■ **Exercise objective**
Every record below should be printed exactly as it appears.

Lines of data:
══════

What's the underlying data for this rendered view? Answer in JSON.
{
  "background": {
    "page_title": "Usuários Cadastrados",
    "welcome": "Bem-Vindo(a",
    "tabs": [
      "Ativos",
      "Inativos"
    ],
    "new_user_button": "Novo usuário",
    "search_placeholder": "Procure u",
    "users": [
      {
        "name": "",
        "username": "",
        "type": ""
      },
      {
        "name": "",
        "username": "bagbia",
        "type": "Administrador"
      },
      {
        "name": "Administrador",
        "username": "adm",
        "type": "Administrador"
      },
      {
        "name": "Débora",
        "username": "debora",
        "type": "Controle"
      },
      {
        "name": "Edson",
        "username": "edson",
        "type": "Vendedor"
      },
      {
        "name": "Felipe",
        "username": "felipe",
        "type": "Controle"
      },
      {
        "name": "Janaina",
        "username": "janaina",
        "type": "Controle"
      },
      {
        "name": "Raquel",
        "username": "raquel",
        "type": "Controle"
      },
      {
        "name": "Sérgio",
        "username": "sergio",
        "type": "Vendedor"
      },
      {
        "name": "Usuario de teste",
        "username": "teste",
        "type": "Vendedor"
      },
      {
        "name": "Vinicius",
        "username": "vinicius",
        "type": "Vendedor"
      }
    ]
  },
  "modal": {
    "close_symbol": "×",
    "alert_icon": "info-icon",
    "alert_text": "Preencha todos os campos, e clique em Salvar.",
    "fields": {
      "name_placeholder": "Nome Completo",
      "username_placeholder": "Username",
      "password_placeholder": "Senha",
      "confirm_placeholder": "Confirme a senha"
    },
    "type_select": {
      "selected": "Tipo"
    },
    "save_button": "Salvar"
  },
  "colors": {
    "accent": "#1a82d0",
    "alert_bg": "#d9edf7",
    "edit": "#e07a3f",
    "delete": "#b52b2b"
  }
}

══════

■ **Expected answer**
What's the underlying data for this rendered view? Answer in JSON.
{
  "background": {
    "page_title": "Usuários Cadastrados",
    "welcome": "Bem-Vindo(a",
    "tabs": [
      "Ativos",
      "Inativos"
    ],
    "new_user_button": "Novo usuário",
    "search_placeholder": "Procure u",
    "users": [
      {
        "name": "",
        "username": "",
        "type": ""
      },
      {
        "name": "",
        "username": "bagbia",
        "type": "Administrador"
      },
      {
        "name": "Administrador",
        "username": "adm",
        "type": "Administrador"
      },
      {
        "name": "Débora",
        "username": "debora",
        "type": "Controle"
      },
      {
        "name": "Edson",
        "username": "edson",
        "type": "Vendedor"
      },
      {
        "name": "Felipe",
        "username": "felipe",
        "type": "Controle"
      },
      {
        "name": "Janaina",
        "username": "janaina",
        "type": "Controle"
      },
      {
        "name": "Raquel",
        "username": "raquel",
        "type": "Controle"
      },
      {
        "name": "Sérgio",
        "username": "sergio",
        "type": "Vendedor"
      },
      {
        "name": "Usuario de teste",
        "username": "teste",
        "type": "Vendedor"
      },
      {
        "name": "Vinicius",
        "username": "vinicius",
        "type": "Vendedor"
      }
    ]
  },
  "modal": {
    "close_symbol": "×",
    "alert_icon": "info-icon",
    "alert_text": "Preencha todos os campos, e clique em Salvar.",
    "fields": {
      "name_placeholder": "Nome Completo",
      "username_placeholder": "Username",
      "password_placeholder": "Senha",
      "confirm_placeholder": "Confirme a senha"
    },
    "type_select": {
      "selected": "Tipo"
    },
    "save_button": "Salvar"
  },
  "colors": {
    "accent": "#1a82d0",
    "alert_bg": "#d9edf7",
    "edit": "#e07a3f",
    "delete": "#b52b2b"
  }
}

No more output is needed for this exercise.